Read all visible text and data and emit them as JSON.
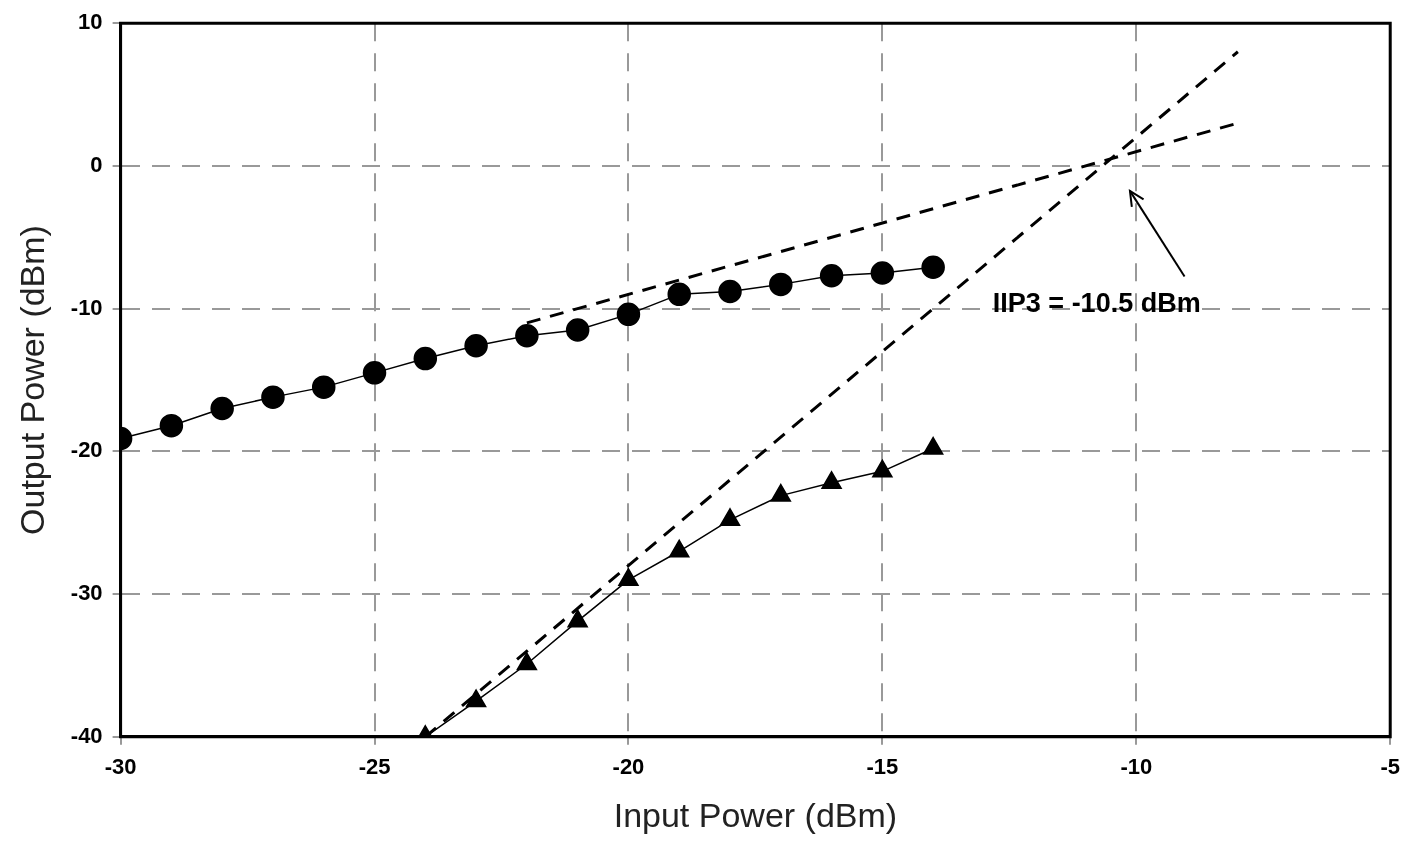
{
  "chart_data": {
    "type": "line",
    "xlabel": "Input Power (dBm)",
    "ylabel": "Output Power (dBm)",
    "xlim": [
      -30,
      -5
    ],
    "xticks": [
      -30,
      -25,
      -20,
      -15,
      -10,
      -5
    ],
    "ylim": [
      -40,
      10
    ],
    "yticks": [
      -40,
      -30,
      -20,
      -10,
      0,
      10
    ],
    "grid": true,
    "legend": false,
    "series": [
      {
        "type": "line",
        "color": "#000000",
        "marker": "circle",
        "line_style": "solid",
        "x": [
          -30,
          -29,
          -28,
          -27,
          -26,
          -25,
          -24,
          -23,
          -22,
          -21,
          -20,
          -19,
          -18,
          -17,
          -16,
          -15,
          -14
        ],
        "values": [
          -19.1,
          -18.2,
          -17.0,
          -16.2,
          -15.5,
          -14.5,
          -13.5,
          -12.6,
          -11.9,
          -11.5,
          -10.4,
          -9.0,
          -8.8,
          -8.3,
          -7.7,
          -7.5,
          -7.1
        ]
      },
      {
        "type": "line",
        "color": "#000000",
        "marker": "triangle",
        "line_style": "solid",
        "x": [
          -24,
          -23,
          -22,
          -21,
          -20,
          -19,
          -18,
          -17,
          -16,
          -15,
          -14
        ],
        "values": [
          -40,
          -37.5,
          -34.9,
          -31.9,
          -29.0,
          -27.0,
          -24.8,
          -23.1,
          -22.2,
          -21.4,
          -19.8
        ]
      },
      {
        "type": "line",
        "color": "#000000",
        "marker": "none",
        "line_style": "dashed",
        "x": [
          -22,
          -8
        ],
        "values": [
          -11,
          3
        ]
      },
      {
        "type": "line",
        "color": "#000000",
        "marker": "none",
        "line_style": "dashed",
        "x": [
          -24,
          -8
        ],
        "values": [
          -40,
          8
        ]
      }
    ],
    "annotations": [
      "IIP3 = -10.5 dBm"
    ]
  }
}
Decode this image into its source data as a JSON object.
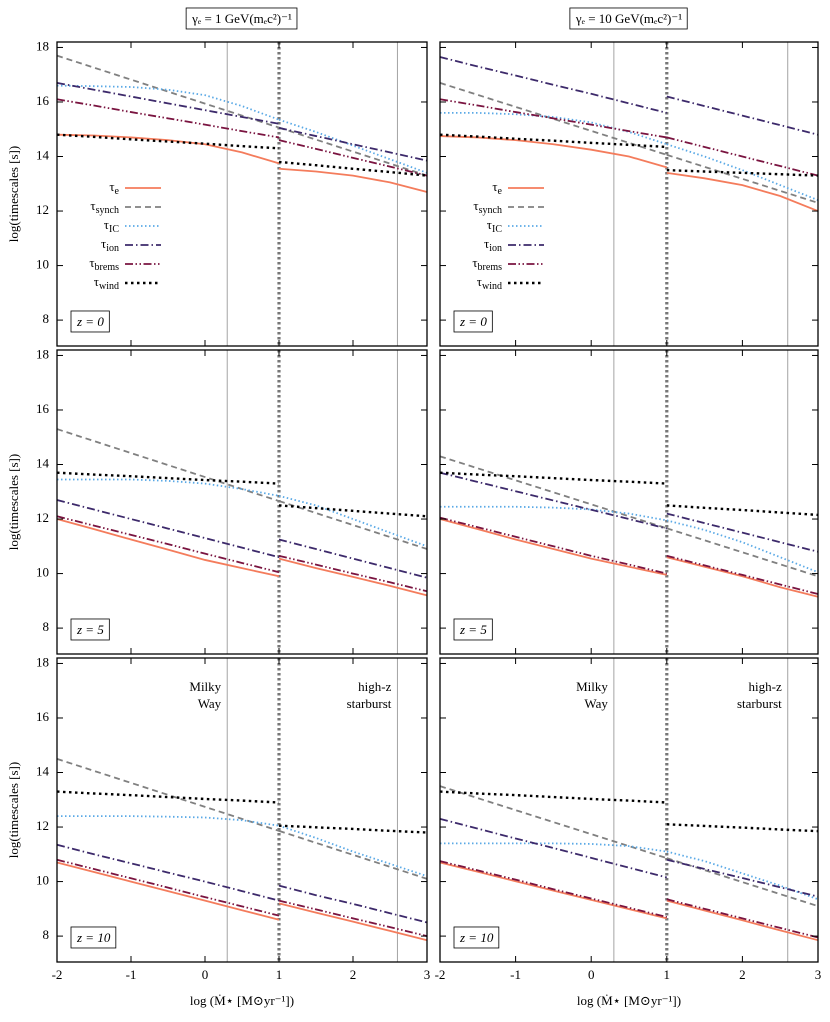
{
  "chart_data": [
    {
      "type": "line",
      "title": "γₑ = 1 GeV(mₑc²)⁻¹",
      "ylabel": "log(timescales [s])",
      "label": "z = 0",
      "x": [
        -2,
        -1.5,
        -1,
        -0.5,
        0,
        0.5,
        1,
        1,
        1,
        1.5,
        2,
        2.5,
        3
      ],
      "series": [
        {
          "name": "τ_e",
          "color": "#f47c5c",
          "style": "solid",
          "values": [
            14.8,
            14.77,
            14.7,
            14.6,
            14.45,
            14.15,
            13.75,
            null,
            13.55,
            13.45,
            13.3,
            13.05,
            12.7
          ]
        },
        {
          "name": "τ_synch",
          "color": "#808080",
          "style": "dashed",
          "values": [
            17.7,
            17.26,
            16.82,
            16.38,
            15.94,
            15.5,
            15.06,
            null,
            15.06,
            14.62,
            14.18,
            13.74,
            13.3
          ]
        },
        {
          "name": "τ_IC",
          "color": "#5aa9e6",
          "style": "dotted",
          "values": [
            16.6,
            16.58,
            16.55,
            16.45,
            16.25,
            15.85,
            15.35,
            null,
            15.35,
            14.9,
            14.4,
            13.9,
            13.4
          ]
        },
        {
          "name": "τ_ion",
          "color": "#3d2a6b",
          "style": "dashdot",
          "values": [
            16.7,
            16.45,
            16.2,
            15.95,
            15.7,
            15.45,
            15.2,
            null,
            15.05,
            14.75,
            14.45,
            14.15,
            13.85
          ]
        },
        {
          "name": "τ_brems",
          "color": "#7a1440",
          "style": "dashdotdot",
          "values": [
            16.1,
            15.87,
            15.63,
            15.4,
            15.17,
            14.93,
            14.7,
            null,
            14.6,
            14.28,
            13.95,
            13.63,
            13.3
          ]
        },
        {
          "name": "τ_wind",
          "color": "#000000",
          "style": "dotted-thick",
          "values": [
            14.8,
            14.72,
            14.63,
            14.55,
            14.47,
            14.38,
            14.3,
            null,
            13.8,
            13.68,
            13.55,
            13.43,
            13.3
          ]
        }
      ],
      "xlim": [
        -2,
        3
      ],
      "ylim": [
        7.05,
        18.2
      ],
      "xticks": [
        -2,
        -1,
        0,
        1,
        2,
        3
      ],
      "yticks": [
        8,
        10,
        12,
        14,
        16,
        18
      ],
      "xtick_labels": false,
      "ytick_labels": true,
      "vlines": [
        0.3,
        2.6
      ],
      "divider": 1,
      "legend": "center left"
    },
    {
      "type": "line",
      "title": "γₑ = 10 GeV(mₑc²)⁻¹",
      "label": "z = 0",
      "x": [
        -2,
        -1.5,
        -1,
        -0.5,
        0,
        0.5,
        1,
        1,
        1,
        1.5,
        2,
        2.5,
        3
      ],
      "series": [
        {
          "name": "τ_e",
          "color": "#f47c5c",
          "style": "solid",
          "values": [
            14.75,
            14.7,
            14.6,
            14.45,
            14.25,
            14.0,
            13.6,
            null,
            13.4,
            13.2,
            12.95,
            12.55,
            12.0
          ]
        },
        {
          "name": "τ_synch",
          "color": "#808080",
          "style": "dashed",
          "values": [
            16.7,
            16.26,
            15.82,
            15.38,
            14.94,
            14.5,
            14.06,
            null,
            14.06,
            13.62,
            13.18,
            12.74,
            12.3
          ]
        },
        {
          "name": "τ_IC",
          "color": "#5aa9e6",
          "style": "dotted",
          "values": [
            15.6,
            15.6,
            15.55,
            15.45,
            15.25,
            14.9,
            14.45,
            null,
            14.45,
            14.0,
            13.5,
            12.95,
            12.4
          ]
        },
        {
          "name": "τ_ion",
          "color": "#3d2a6b",
          "style": "dashdot",
          "values": [
            17.65,
            17.3,
            16.97,
            16.63,
            16.3,
            15.95,
            15.6,
            null,
            16.2,
            15.85,
            15.5,
            15.15,
            14.8
          ]
        },
        {
          "name": "τ_brems",
          "color": "#7a1440",
          "style": "dashdotdot",
          "values": [
            16.1,
            15.87,
            15.63,
            15.4,
            15.17,
            14.93,
            14.7,
            null,
            14.7,
            14.35,
            14.0,
            13.65,
            13.3
          ]
        },
        {
          "name": "τ_wind",
          "color": "#000000",
          "style": "dotted-thick",
          "values": [
            14.8,
            14.73,
            14.65,
            14.58,
            14.5,
            14.43,
            14.35,
            null,
            13.5,
            13.45,
            13.4,
            13.35,
            13.3
          ]
        }
      ],
      "xlim": [
        -2,
        3
      ],
      "ylim": [
        7.05,
        18.2
      ],
      "xticks": [
        -2,
        -1,
        0,
        1,
        2,
        3
      ],
      "yticks": [
        8,
        10,
        12,
        14,
        16,
        18
      ],
      "xtick_labels": false,
      "ytick_labels": false,
      "vlines": [
        0.3,
        2.6
      ],
      "divider": 1,
      "legend": "center left"
    },
    {
      "type": "line",
      "ylabel": "log(timescales [s])",
      "label": "z = 5",
      "x": [
        -2,
        -1.5,
        -1,
        -0.5,
        0,
        0.5,
        1,
        1,
        1,
        1.5,
        2,
        2.5,
        3
      ],
      "series": [
        {
          "color": "#f47c5c",
          "style": "solid",
          "values": [
            12.0,
            11.63,
            11.25,
            10.88,
            10.5,
            10.2,
            9.9,
            null,
            10.55,
            10.2,
            9.88,
            9.55,
            9.2
          ]
        },
        {
          "color": "#808080",
          "style": "dashed",
          "values": [
            15.3,
            14.86,
            14.42,
            13.98,
            13.54,
            13.1,
            12.66,
            null,
            12.66,
            12.22,
            11.78,
            11.34,
            10.9
          ]
        },
        {
          "color": "#5aa9e6",
          "style": "dotted",
          "values": [
            13.45,
            13.45,
            13.45,
            13.4,
            13.3,
            13.1,
            12.85,
            null,
            12.85,
            12.5,
            12.0,
            11.5,
            11.0
          ]
        },
        {
          "color": "#3d2a6b",
          "style": "dashdot",
          "values": [
            12.7,
            12.35,
            12.0,
            11.65,
            11.3,
            10.95,
            10.6,
            null,
            11.25,
            10.9,
            10.55,
            10.2,
            9.85
          ]
        },
        {
          "color": "#7a1440",
          "style": "dashdotdot",
          "values": [
            12.1,
            11.76,
            11.42,
            11.08,
            10.73,
            10.39,
            10.05,
            null,
            10.65,
            10.33,
            10.0,
            9.68,
            9.35
          ]
        },
        {
          "color": "#000000",
          "style": "dotted-thick",
          "values": [
            13.7,
            13.63,
            13.57,
            13.5,
            13.43,
            13.37,
            13.3,
            null,
            12.5,
            12.4,
            12.3,
            12.2,
            12.1
          ]
        }
      ],
      "xlim": [
        -2,
        3
      ],
      "ylim": [
        7.05,
        18.2
      ],
      "xticks": [
        -2,
        -1,
        0,
        1,
        2,
        3
      ],
      "yticks": [
        8,
        10,
        12,
        14,
        16,
        18
      ],
      "xtick_labels": false,
      "ytick_labels": true,
      "vlines": [
        0.3,
        2.6
      ],
      "divider": 1
    },
    {
      "type": "line",
      "label": "z = 5",
      "x": [
        -2,
        -1.5,
        -1,
        -0.5,
        0,
        0.5,
        1,
        1,
        1,
        1.5,
        2,
        2.5,
        3
      ],
      "series": [
        {
          "color": "#f47c5c",
          "style": "solid",
          "values": [
            12.0,
            11.63,
            11.25,
            10.9,
            10.55,
            10.25,
            9.95,
            null,
            10.6,
            10.25,
            9.9,
            9.5,
            9.15
          ]
        },
        {
          "color": "#808080",
          "style": "dashed",
          "values": [
            14.3,
            13.86,
            13.42,
            12.98,
            12.54,
            12.1,
            11.66,
            null,
            11.66,
            11.22,
            10.78,
            10.34,
            9.9
          ]
        },
        {
          "color": "#5aa9e6",
          "style": "dotted",
          "values": [
            12.45,
            12.45,
            12.45,
            12.42,
            12.35,
            12.2,
            11.95,
            null,
            11.95,
            11.6,
            11.15,
            10.6,
            10.05
          ]
        },
        {
          "color": "#3d2a6b",
          "style": "dashdot",
          "values": [
            13.7,
            13.36,
            13.02,
            12.68,
            12.34,
            12.0,
            11.65,
            null,
            12.2,
            11.85,
            11.5,
            11.15,
            10.8
          ]
        },
        {
          "color": "#7a1440",
          "style": "dashdotdot",
          "values": [
            12.05,
            11.7,
            11.35,
            11.0,
            10.65,
            10.33,
            10.0,
            null,
            10.65,
            10.3,
            9.95,
            9.6,
            9.25
          ]
        },
        {
          "color": "#000000",
          "style": "dotted-thick",
          "values": [
            13.7,
            13.63,
            13.57,
            13.5,
            13.43,
            13.37,
            13.3,
            null,
            12.5,
            12.41,
            12.33,
            12.24,
            12.15
          ]
        }
      ],
      "xlim": [
        -2,
        3
      ],
      "ylim": [
        7.05,
        18.2
      ],
      "xticks": [
        -2,
        -1,
        0,
        1,
        2,
        3
      ],
      "yticks": [
        8,
        10,
        12,
        14,
        16,
        18
      ],
      "xtick_labels": false,
      "ytick_labels": false,
      "vlines": [
        0.3,
        2.6
      ],
      "divider": 1
    },
    {
      "type": "line",
      "ylabel": "log(timescales [s])",
      "xlabel": "log (Ṁ⋆ [M⊙yr⁻¹])",
      "label": "z = 10",
      "annotations": [
        "Milky Way",
        "high-z starburst"
      ],
      "x": [
        -2,
        -1.5,
        -1,
        -0.5,
        0,
        0.5,
        1,
        1,
        1,
        1.5,
        2,
        2.5,
        3
      ],
      "series": [
        {
          "color": "#f47c5c",
          "style": "solid",
          "values": [
            10.7,
            10.35,
            10.0,
            9.65,
            9.3,
            8.95,
            8.6,
            null,
            9.2,
            8.86,
            8.53,
            8.19,
            7.85
          ]
        },
        {
          "color": "#808080",
          "style": "dashed",
          "values": [
            14.5,
            14.06,
            13.62,
            13.18,
            12.74,
            12.3,
            11.86,
            null,
            11.86,
            11.42,
            10.98,
            10.54,
            10.1
          ]
        },
        {
          "color": "#5aa9e6",
          "style": "dotted",
          "values": [
            12.4,
            12.4,
            12.4,
            12.38,
            12.35,
            12.25,
            12.05,
            null,
            12.05,
            11.6,
            11.1,
            10.65,
            10.2
          ]
        },
        {
          "color": "#3d2a6b",
          "style": "dashdot",
          "values": [
            11.35,
            11.0,
            10.67,
            10.33,
            10.0,
            9.65,
            9.3,
            null,
            9.85,
            9.5,
            9.18,
            8.84,
            8.5
          ]
        },
        {
          "color": "#7a1440",
          "style": "dashdotdot",
          "values": [
            10.8,
            10.46,
            10.12,
            9.78,
            9.43,
            9.09,
            8.75,
            null,
            9.3,
            8.98,
            8.65,
            8.33,
            8.0
          ]
        },
        {
          "color": "#000000",
          "style": "dotted-thick",
          "values": [
            13.3,
            13.23,
            13.17,
            13.1,
            13.03,
            12.97,
            12.9,
            null,
            12.05,
            11.99,
            11.93,
            11.86,
            11.8
          ]
        }
      ],
      "xlim": [
        -2,
        3
      ],
      "ylim": [
        7.05,
        18.2
      ],
      "xticks": [
        -2,
        -1,
        0,
        1,
        2,
        3
      ],
      "yticks": [
        8,
        10,
        12,
        14,
        16,
        18
      ],
      "xtick_labels": true,
      "ytick_labels": true,
      "vlines": [
        0.3,
        2.6
      ],
      "divider": 1
    },
    {
      "type": "line",
      "xlabel": "log (Ṁ⋆ [M⊙yr⁻¹])",
      "label": "z = 10",
      "annotations": [
        "Milky Way",
        "high-z starburst"
      ],
      "x": [
        -2,
        -1.5,
        -1,
        -0.5,
        0,
        0.5,
        1,
        1,
        1,
        1.5,
        2,
        2.5,
        3
      ],
      "series": [
        {
          "color": "#f47c5c",
          "style": "solid",
          "values": [
            10.7,
            10.36,
            10.01,
            9.67,
            9.33,
            8.99,
            8.65,
            null,
            9.3,
            8.94,
            8.58,
            8.21,
            7.85
          ]
        },
        {
          "color": "#808080",
          "style": "dashed",
          "values": [
            13.5,
            13.06,
            12.62,
            12.18,
            11.74,
            11.3,
            10.86,
            null,
            10.86,
            10.42,
            9.98,
            9.54,
            9.1
          ]
        },
        {
          "color": "#5aa9e6",
          "style": "dotted",
          "values": [
            11.4,
            11.4,
            11.4,
            11.4,
            11.38,
            11.3,
            11.1,
            null,
            11.1,
            10.75,
            10.3,
            9.85,
            9.35
          ]
        },
        {
          "color": "#3d2a6b",
          "style": "dashdot",
          "values": [
            12.3,
            11.94,
            11.58,
            11.23,
            10.87,
            10.51,
            10.15,
            null,
            10.8,
            10.46,
            10.13,
            9.79,
            9.45
          ]
        },
        {
          "color": "#7a1440",
          "style": "dashdotdot",
          "values": [
            10.75,
            10.41,
            10.07,
            9.72,
            9.38,
            9.04,
            8.7,
            null,
            9.35,
            9.0,
            8.65,
            8.3,
            7.95
          ]
        },
        {
          "color": "#000000",
          "style": "dotted-thick",
          "values": [
            13.3,
            13.23,
            13.17,
            13.1,
            13.03,
            12.97,
            12.9,
            null,
            12.1,
            12.04,
            11.98,
            11.91,
            11.85
          ]
        }
      ],
      "xlim": [
        -2,
        3
      ],
      "ylim": [
        7.05,
        18.2
      ],
      "xticks": [
        -2,
        -1,
        0,
        1,
        2,
        3
      ],
      "yticks": [
        8,
        10,
        12,
        14,
        16,
        18
      ],
      "xtick_labels": true,
      "ytick_labels": false,
      "vlines": [
        0.3,
        2.6
      ],
      "divider": 1
    }
  ]
}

■ **What the task requires**: Give only the count of lines in the data that include the string "marker".

■ **Output for this task**: 4